◆ Given request ◆
Identify each line below containing the string "para" and copy it.

◆ Given records ◆
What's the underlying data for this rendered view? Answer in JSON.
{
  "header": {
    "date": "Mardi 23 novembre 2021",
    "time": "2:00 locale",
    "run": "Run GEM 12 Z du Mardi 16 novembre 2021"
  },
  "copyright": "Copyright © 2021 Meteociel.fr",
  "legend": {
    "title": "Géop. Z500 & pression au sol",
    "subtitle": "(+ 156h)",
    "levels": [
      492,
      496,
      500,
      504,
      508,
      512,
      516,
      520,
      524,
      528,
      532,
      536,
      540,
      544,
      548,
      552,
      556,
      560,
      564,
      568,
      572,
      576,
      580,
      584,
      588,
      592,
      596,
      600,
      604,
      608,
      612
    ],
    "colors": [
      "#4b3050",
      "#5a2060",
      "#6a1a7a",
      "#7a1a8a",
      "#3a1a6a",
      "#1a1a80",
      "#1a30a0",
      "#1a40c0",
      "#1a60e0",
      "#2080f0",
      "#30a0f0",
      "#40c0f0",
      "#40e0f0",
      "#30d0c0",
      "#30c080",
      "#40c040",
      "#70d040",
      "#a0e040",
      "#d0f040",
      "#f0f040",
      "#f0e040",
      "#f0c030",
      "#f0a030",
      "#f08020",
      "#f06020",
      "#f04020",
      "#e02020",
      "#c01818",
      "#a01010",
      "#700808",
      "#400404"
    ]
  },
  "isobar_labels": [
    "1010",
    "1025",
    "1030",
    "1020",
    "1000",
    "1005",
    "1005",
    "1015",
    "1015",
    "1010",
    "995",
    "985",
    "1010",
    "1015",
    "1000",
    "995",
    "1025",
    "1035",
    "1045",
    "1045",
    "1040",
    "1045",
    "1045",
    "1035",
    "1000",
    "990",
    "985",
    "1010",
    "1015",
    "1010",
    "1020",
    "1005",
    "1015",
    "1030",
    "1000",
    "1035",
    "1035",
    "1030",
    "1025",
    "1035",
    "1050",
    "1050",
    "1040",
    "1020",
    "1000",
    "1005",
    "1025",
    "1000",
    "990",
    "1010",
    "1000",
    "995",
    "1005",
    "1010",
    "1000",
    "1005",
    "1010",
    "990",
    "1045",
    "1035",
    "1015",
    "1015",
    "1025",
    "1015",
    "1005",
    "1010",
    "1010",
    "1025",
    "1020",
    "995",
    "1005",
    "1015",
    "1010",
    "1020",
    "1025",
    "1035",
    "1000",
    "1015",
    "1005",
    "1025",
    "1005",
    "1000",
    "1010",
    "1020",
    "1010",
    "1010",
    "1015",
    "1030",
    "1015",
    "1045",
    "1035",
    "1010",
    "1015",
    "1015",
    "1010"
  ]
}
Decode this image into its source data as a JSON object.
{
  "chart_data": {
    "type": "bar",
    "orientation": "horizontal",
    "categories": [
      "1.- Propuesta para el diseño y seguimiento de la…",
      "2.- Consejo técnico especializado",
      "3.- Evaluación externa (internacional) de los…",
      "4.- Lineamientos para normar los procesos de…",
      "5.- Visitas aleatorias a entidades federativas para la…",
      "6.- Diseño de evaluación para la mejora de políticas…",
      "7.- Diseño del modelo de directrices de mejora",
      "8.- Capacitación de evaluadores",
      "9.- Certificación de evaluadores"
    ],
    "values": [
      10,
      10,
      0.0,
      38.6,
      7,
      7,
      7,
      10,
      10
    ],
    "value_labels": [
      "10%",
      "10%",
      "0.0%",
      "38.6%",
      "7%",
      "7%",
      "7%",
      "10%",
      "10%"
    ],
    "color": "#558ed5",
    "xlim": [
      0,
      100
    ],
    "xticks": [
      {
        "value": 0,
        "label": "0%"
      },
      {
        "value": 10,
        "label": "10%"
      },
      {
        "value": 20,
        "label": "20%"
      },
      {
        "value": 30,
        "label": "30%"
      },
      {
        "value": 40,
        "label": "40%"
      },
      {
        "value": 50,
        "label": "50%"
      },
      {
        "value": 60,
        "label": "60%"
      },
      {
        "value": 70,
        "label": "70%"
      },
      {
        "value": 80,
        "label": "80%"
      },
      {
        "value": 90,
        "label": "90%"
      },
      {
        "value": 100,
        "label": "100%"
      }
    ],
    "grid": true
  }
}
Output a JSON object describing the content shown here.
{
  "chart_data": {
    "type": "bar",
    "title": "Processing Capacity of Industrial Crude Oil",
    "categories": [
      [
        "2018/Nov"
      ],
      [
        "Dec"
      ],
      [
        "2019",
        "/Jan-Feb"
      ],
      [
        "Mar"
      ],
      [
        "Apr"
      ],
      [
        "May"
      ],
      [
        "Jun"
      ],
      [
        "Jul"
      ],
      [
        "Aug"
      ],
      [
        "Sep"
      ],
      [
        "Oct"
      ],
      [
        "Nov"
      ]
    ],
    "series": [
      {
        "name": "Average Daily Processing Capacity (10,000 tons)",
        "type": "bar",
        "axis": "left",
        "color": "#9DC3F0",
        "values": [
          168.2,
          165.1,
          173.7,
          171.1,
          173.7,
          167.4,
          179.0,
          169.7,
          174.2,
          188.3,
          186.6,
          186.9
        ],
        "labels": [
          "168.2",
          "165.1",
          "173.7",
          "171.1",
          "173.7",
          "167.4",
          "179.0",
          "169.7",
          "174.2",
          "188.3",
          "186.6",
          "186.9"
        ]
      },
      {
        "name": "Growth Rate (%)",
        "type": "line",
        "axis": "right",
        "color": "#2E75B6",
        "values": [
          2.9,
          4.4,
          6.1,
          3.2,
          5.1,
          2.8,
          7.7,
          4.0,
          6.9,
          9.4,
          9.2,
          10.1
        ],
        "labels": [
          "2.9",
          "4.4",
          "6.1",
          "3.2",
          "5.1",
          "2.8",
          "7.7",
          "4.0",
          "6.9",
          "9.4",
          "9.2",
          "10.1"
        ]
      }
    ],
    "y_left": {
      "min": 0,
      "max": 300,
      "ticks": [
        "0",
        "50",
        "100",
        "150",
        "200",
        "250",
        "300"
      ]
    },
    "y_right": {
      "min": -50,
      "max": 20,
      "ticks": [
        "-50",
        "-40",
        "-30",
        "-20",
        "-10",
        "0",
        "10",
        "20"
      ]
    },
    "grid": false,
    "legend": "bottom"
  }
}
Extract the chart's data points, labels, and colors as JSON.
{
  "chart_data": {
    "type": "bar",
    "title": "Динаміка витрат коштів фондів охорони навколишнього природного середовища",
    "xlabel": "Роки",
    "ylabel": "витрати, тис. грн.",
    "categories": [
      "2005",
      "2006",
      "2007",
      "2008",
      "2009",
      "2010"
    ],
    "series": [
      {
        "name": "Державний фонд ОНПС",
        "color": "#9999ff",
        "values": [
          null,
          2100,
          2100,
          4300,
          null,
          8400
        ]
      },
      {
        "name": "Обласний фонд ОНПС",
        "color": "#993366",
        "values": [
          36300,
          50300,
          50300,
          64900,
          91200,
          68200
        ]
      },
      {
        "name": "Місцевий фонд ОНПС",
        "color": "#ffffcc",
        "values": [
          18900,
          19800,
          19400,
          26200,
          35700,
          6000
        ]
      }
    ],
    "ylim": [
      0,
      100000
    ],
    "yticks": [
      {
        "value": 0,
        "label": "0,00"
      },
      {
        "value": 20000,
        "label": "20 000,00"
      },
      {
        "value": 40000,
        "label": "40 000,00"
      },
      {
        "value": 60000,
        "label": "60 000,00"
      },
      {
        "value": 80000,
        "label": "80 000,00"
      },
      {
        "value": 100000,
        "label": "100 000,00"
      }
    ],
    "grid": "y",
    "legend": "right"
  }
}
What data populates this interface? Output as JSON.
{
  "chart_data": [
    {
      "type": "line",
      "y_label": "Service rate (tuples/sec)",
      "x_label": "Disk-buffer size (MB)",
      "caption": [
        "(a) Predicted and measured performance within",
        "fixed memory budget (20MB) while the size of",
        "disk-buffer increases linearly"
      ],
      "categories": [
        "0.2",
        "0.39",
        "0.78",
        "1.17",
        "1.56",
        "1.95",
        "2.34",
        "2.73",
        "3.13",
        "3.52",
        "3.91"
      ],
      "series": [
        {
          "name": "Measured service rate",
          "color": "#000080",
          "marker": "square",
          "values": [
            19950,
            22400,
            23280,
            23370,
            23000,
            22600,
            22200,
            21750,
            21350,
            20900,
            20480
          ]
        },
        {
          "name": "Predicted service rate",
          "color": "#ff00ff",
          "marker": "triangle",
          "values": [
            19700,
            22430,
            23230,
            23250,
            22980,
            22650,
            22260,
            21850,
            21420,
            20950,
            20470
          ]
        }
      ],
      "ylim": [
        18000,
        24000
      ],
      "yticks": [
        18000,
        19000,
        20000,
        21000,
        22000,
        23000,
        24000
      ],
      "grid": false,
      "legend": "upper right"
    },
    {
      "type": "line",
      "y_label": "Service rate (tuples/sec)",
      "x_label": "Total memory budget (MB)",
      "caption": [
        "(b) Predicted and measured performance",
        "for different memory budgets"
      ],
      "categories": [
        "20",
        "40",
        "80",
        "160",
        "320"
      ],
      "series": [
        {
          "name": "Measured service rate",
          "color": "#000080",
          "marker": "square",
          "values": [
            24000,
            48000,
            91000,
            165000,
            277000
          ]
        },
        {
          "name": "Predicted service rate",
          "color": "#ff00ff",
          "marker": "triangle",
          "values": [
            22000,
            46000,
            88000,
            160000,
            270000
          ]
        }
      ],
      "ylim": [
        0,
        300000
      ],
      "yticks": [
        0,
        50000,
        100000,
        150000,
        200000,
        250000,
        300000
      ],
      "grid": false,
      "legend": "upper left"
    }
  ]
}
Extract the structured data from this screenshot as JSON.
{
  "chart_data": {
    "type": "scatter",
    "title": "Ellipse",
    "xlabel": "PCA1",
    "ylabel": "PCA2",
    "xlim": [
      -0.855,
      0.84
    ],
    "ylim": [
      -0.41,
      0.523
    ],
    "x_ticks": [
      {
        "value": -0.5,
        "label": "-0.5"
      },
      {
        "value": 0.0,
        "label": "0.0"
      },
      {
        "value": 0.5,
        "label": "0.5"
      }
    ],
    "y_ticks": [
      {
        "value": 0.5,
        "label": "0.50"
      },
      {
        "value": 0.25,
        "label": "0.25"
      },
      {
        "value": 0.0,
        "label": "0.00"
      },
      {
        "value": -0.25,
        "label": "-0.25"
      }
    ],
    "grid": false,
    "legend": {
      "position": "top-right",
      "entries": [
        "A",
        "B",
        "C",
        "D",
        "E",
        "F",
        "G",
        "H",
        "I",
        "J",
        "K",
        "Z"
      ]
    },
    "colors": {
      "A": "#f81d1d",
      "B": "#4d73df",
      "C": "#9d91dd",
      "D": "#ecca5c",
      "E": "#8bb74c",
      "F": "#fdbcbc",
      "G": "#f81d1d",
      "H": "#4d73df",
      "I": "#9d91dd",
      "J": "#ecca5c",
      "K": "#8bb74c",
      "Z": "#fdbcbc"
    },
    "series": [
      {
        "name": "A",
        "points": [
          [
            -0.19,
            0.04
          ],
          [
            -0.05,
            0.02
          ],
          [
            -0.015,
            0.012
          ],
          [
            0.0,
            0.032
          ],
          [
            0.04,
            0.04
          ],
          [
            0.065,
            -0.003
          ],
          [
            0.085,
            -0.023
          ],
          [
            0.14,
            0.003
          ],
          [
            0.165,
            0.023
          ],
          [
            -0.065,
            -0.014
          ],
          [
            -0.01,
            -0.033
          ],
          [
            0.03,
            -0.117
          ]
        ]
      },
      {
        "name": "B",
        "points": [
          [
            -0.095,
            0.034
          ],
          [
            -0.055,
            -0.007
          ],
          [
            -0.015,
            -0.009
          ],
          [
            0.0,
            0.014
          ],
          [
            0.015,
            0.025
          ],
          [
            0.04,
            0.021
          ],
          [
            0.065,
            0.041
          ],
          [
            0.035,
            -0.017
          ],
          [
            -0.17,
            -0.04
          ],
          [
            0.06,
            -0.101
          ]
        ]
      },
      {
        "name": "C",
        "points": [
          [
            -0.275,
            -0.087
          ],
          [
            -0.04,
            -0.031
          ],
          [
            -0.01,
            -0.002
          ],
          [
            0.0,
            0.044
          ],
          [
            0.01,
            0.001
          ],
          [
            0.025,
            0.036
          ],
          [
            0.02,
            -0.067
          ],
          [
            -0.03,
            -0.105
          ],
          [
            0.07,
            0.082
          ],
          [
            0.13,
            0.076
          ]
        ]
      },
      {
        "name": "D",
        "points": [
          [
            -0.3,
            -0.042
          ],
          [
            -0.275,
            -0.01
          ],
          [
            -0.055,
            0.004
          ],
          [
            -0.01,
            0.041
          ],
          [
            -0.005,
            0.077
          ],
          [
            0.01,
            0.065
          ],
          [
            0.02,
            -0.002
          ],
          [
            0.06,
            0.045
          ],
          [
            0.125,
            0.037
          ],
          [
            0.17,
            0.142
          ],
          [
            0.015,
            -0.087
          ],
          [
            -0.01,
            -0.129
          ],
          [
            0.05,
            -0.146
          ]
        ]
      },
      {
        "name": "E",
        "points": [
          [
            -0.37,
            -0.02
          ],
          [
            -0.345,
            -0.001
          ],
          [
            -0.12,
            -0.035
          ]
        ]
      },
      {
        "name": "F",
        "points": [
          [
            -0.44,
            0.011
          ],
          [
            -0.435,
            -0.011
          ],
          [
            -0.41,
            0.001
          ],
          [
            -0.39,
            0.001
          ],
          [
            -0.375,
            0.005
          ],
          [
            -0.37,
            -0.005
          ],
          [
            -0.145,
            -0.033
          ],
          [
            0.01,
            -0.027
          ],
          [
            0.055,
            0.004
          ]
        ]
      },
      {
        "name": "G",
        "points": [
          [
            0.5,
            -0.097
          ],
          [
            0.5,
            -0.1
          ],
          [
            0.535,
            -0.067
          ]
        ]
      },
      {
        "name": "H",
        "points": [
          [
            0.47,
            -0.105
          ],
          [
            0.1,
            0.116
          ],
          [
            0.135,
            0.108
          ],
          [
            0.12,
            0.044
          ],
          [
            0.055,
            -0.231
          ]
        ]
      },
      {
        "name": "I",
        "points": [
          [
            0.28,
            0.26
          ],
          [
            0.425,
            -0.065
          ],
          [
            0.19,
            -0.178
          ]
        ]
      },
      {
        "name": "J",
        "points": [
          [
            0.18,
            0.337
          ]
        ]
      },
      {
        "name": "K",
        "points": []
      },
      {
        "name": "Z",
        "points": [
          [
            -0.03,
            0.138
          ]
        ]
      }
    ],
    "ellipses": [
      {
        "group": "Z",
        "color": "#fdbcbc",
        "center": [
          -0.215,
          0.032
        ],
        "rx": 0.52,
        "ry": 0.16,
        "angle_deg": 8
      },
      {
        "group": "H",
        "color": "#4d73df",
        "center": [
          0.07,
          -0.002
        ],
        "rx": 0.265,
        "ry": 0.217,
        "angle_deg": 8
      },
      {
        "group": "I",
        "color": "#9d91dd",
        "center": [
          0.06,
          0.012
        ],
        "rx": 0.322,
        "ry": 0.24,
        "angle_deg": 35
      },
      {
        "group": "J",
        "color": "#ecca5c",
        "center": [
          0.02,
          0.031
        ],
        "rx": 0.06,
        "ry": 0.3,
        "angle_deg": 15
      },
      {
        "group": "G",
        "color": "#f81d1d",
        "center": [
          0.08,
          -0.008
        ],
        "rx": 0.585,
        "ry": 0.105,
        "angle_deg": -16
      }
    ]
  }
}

◆ Output of the task ◆
      "1.- Propuesta para el diseño y seguimiento de la…",
      "4.- Lineamientos para normar los procesos de…",
      "5.- Visitas aleatorias a entidades federativas para la…",
      "6.- Diseño de evaluación para la mejora de políticas…",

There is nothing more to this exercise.